* **Written instruction**: Set down each entry from the block beneath, exactly as written.

• • •

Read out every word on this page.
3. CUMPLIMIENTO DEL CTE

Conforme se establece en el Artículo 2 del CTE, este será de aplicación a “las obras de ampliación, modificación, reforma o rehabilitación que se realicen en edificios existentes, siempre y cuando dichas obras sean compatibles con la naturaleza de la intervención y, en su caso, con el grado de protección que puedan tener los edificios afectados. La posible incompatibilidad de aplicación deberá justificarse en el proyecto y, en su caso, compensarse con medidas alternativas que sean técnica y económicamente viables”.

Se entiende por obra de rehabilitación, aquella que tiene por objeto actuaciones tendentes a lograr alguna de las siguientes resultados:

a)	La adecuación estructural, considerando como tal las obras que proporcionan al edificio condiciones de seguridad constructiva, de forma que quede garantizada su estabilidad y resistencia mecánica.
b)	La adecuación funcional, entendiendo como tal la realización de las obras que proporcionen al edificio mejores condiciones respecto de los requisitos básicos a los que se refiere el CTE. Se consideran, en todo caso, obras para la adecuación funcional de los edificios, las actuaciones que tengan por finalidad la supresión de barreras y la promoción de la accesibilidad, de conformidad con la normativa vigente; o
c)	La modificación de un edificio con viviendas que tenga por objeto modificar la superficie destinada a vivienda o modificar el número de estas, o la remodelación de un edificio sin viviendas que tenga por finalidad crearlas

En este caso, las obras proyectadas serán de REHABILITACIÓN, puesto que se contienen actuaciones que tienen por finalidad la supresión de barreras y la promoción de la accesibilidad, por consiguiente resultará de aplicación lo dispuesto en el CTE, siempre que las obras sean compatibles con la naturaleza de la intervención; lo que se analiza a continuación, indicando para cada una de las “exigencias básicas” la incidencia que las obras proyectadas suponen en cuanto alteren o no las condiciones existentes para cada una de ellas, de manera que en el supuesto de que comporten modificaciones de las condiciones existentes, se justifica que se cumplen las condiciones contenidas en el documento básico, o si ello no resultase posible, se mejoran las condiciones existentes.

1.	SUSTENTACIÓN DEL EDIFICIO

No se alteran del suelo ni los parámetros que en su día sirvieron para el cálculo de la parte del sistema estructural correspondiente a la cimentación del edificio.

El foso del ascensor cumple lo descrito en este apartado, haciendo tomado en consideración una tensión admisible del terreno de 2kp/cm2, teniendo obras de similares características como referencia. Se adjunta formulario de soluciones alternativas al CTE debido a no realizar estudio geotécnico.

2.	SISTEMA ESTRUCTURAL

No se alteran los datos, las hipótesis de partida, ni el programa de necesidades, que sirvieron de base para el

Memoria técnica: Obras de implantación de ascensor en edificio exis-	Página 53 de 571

• • •

* **Finished answer**:
Read out every word on this page.
3. CUMPLIMIENTO DEL CTE

Conforme se establece en el Artículo 2 del CTE, este será de aplicación a “las obras de ampliación, modificación, reforma o rehabilitación que se realicen en edificios existentes, siempre y cuando dichas obras sean compatibles con la naturaleza de la intervención y, en su caso, con el grado de protección que puedan tener los edificios afectados. La posible incompatibilidad de aplicación deberá justificarse en el proyecto y, en su caso, compensarse con medidas alternativas que sean técnica y económicamente viables”.

Se entiende por obra de rehabilitación, aquella que tiene por objeto actuaciones tendentes a lograr alguna de las siguientes resultados:

a)	La adecuación estructural, considerando como tal las obras que proporcionan al edificio condiciones de seguridad constructiva, de forma que quede garantizada su estabilidad y resistencia mecánica.
b)	La adecuación funcional, entendiendo como tal la realización de las obras que proporcionen al edificio mejores condiciones respecto de los requisitos básicos a los que se refiere el CTE. Se consideran, en todo caso, obras para la adecuación funcional de los edificios, las actuaciones que tengan por finalidad la supresión de barreras y la promoción de la accesibilidad, de conformidad con la normativa vigente; o
c)	La modificación de un edificio con viviendas que tenga por objeto modificar la superficie destinada a vivienda o modificar el número de estas, o la remodelación de un edificio sin viviendas que tenga por finalidad crearlas

En este caso, las obras proyectadas serán de REHABILITACIÓN, puesto que se contienen actuaciones que tienen por finalidad la supresión de barreras y la promoción de la accesibilidad, por consiguiente resultará de aplicación lo dispuesto en el CTE, siempre que las obras sean compatibles con la naturaleza de la intervención; lo que se analiza a continuación, indicando para cada una de las “exigencias básicas” la incidencia que las obras proyectadas suponen en cuanto alteren o no las condiciones existentes para cada una de ellas, de manera que en el supuesto de que comporten modificaciones de las condiciones existentes, se justifica que se cumplen las condiciones contenidas en el documento básico, o si ello no resultase posible, se mejoran las condiciones existentes.

1.	SUSTENTACIÓN DEL EDIFICIO

No se alteran del suelo ni los parámetros que en su día sirvieron para el cálculo de la parte del sistema estructural correspondiente a la cimentación del edificio.

El foso del ascensor cumple lo descrito en este apartado, haciendo tomado en consideración una tensión admisible del terreno de 2kp/cm2, teniendo obras de similares características como referencia. Se adjunta formulario de soluciones alternativas al CTE debido a no realizar estudio geotécnico.

2.	SISTEMA ESTRUCTURAL

No se alteran los datos, las hipótesis de partida, ni el programa de necesidades, que sirvieron de base para el

Memoria técnica: Obras de implantación de ascensor en edificio exis-	Página 53 de 571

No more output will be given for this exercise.